### Texto extraído:
⟨

Manuel Moyano, al que ya conocemos por sus anteriores publicaciones (El imperio de Yegorov, La agenda negra o El abismo verde, entre otras), ha editado con Pez de Plata su última obra: Los reinos de Otrora. Una novela que nos transportará a países imaginarios, en los que el protagonista y su tío se verán envueltos en múltiples aventuras.
Este libro recuerda a las clásicas obras de viajes, como, por ejemplo, la de Marco Polo. ¿Se ha inspirado en alguna de ellas para escribirlo?
Lo cierto es que no me di cuenta de la analogía con Marco Polo hasta hace muy poco, con el libro ya publicado, cuando tuve que redactar un texto para la revista Zenda. Al reflexionar sobre él me percaté de las evidentes semejanzas: un mundo real pero fabuloso por el que transita el narrador junto a su tío (Polo viajó, de hecho, junto a su tío Maffeo y su padre); un mundo que, además, tiene un claro aire oriental. José Óscar López ha calificado el ambiente de Los reinos de Otrora de bizantino.

⟩

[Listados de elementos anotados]
⟨

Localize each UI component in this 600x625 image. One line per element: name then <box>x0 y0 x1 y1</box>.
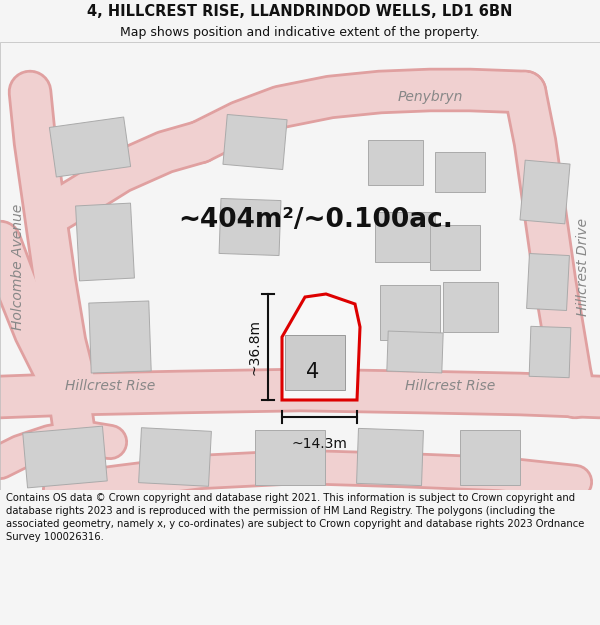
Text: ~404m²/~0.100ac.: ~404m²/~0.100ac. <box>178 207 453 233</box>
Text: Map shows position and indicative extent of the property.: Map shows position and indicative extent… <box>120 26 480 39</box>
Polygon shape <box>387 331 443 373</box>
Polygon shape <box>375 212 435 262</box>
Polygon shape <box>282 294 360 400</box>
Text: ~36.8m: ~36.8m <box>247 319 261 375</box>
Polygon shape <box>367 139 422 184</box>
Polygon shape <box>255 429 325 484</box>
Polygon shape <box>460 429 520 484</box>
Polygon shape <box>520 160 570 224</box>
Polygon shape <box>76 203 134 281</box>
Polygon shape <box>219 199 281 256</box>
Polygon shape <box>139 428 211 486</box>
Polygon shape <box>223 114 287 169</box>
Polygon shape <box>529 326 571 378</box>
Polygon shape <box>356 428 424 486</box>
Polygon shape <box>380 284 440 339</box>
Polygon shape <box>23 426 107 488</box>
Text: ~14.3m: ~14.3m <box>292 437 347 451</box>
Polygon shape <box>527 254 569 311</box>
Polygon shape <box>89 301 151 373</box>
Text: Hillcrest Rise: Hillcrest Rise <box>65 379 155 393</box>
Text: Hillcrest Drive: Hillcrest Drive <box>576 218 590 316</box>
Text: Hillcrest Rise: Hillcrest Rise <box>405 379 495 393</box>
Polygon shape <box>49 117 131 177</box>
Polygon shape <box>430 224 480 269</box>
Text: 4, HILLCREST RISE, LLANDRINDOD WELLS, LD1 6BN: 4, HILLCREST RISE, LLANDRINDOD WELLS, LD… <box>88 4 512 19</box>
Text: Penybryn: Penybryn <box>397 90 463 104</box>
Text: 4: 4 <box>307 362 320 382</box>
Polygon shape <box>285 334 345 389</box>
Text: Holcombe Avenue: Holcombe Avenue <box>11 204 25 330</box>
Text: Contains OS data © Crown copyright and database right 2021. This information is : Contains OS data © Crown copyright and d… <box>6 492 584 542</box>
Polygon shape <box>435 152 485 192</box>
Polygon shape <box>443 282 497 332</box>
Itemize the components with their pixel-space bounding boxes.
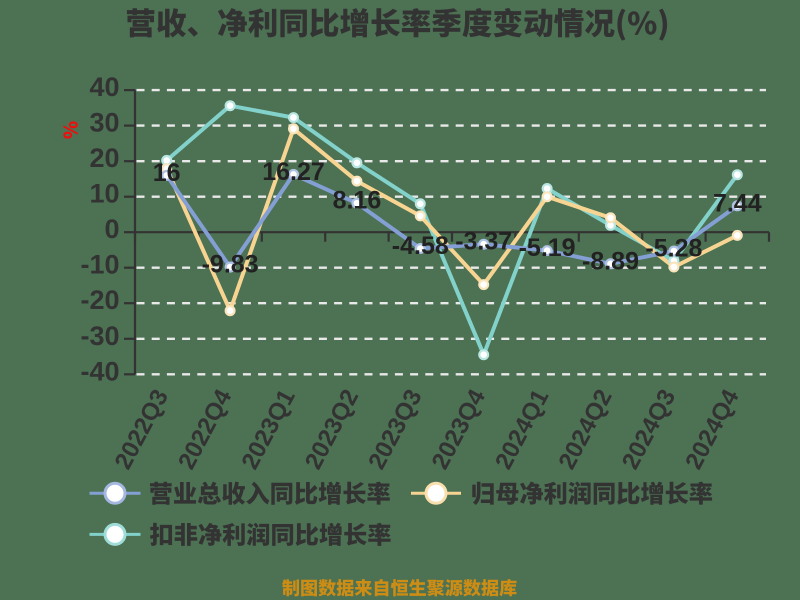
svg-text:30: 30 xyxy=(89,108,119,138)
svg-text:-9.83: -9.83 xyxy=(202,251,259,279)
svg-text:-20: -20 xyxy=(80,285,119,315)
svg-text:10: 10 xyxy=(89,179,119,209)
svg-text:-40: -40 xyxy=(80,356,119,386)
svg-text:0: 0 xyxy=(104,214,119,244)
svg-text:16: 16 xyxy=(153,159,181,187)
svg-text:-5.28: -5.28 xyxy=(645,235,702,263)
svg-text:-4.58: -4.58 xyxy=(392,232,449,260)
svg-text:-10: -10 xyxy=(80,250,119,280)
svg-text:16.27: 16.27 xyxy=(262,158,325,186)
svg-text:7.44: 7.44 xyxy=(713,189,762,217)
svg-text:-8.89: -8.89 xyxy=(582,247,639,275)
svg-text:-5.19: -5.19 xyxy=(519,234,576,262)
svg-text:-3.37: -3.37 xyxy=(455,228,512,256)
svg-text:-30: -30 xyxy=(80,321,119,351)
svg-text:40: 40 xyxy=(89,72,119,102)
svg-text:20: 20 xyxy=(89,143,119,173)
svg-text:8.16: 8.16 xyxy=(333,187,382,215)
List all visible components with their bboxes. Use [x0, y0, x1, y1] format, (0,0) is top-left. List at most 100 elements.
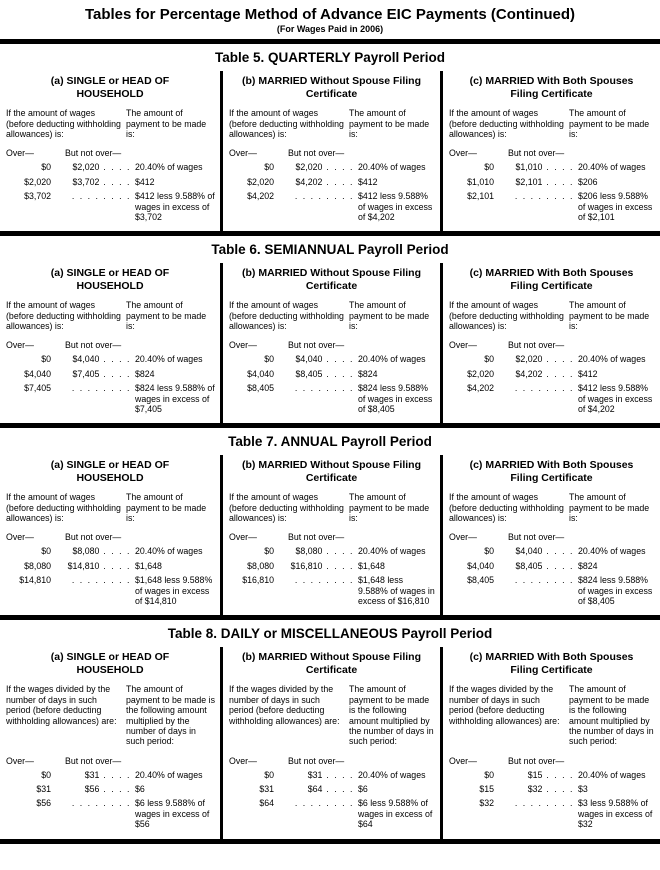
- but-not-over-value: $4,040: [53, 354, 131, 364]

⟩

### Qué hay que hacer:
Responde según el texto sobre la novela Los reinos de Otrora:
1. ¿Con qué editorial publicó Manuel Moyano esta obra?
2. ¿Para qué revista tuvo que redactar un texto el autor cuando notó la analogía con Marco Polo?
3. ¿Cómo calificó José Óscar López el ambiente de la novela?
Para responder, básate únicamente en el texto.

### Solución del ejercicio:
1. Con Pez de Plata.
2. Para la revista Zenda.
3. De bizantino.